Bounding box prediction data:
------------------------------------------------------------------------
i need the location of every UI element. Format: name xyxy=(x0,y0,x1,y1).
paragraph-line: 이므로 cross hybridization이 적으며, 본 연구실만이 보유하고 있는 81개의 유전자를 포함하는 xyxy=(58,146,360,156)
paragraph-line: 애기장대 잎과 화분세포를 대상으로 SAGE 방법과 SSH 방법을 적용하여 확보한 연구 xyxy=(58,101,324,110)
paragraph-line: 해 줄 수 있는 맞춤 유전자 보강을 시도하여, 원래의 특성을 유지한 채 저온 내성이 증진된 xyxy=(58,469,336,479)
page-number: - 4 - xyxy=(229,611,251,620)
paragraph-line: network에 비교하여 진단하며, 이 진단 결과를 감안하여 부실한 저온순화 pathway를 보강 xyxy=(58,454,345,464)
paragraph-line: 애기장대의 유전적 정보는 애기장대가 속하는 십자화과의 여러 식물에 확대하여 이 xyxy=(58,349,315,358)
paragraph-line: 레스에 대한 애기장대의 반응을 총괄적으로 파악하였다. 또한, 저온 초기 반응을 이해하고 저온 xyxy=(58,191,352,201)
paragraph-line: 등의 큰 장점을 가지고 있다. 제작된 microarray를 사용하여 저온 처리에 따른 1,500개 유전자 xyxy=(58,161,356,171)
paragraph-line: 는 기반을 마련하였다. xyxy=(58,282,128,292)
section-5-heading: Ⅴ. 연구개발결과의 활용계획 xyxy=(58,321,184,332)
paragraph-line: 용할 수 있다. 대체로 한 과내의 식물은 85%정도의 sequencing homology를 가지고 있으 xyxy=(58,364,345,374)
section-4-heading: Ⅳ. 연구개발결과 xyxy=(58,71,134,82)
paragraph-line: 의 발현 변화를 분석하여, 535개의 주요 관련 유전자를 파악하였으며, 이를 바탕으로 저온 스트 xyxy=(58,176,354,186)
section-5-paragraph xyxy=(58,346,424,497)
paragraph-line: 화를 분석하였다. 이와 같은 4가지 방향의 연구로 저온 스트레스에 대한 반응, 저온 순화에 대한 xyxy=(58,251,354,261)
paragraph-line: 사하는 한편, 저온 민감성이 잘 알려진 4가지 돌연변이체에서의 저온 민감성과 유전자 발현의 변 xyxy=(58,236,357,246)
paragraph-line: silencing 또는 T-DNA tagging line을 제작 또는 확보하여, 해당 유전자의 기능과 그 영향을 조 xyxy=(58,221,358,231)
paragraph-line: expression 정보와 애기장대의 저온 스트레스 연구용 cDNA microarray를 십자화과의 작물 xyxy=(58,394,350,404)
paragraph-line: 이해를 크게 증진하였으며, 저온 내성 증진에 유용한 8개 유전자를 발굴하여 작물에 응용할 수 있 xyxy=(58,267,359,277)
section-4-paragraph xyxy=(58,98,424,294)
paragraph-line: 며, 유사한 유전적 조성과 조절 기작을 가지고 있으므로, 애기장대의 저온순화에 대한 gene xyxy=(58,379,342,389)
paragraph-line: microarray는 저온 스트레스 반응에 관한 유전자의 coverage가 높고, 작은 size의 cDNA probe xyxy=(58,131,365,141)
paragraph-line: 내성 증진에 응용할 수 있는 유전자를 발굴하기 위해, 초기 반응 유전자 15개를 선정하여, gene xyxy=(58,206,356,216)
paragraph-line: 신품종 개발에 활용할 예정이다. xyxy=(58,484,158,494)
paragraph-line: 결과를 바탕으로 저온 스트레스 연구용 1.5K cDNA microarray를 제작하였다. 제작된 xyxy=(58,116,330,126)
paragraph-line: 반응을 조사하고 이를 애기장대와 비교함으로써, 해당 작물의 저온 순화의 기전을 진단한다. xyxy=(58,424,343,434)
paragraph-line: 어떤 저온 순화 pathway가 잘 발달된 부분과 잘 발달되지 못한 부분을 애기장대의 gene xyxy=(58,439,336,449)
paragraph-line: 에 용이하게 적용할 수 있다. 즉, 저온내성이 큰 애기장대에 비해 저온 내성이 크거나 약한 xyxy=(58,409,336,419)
------------------------------------------------------------------------
Within the records above, count the lines that contain "cDNA" and give only that number.

3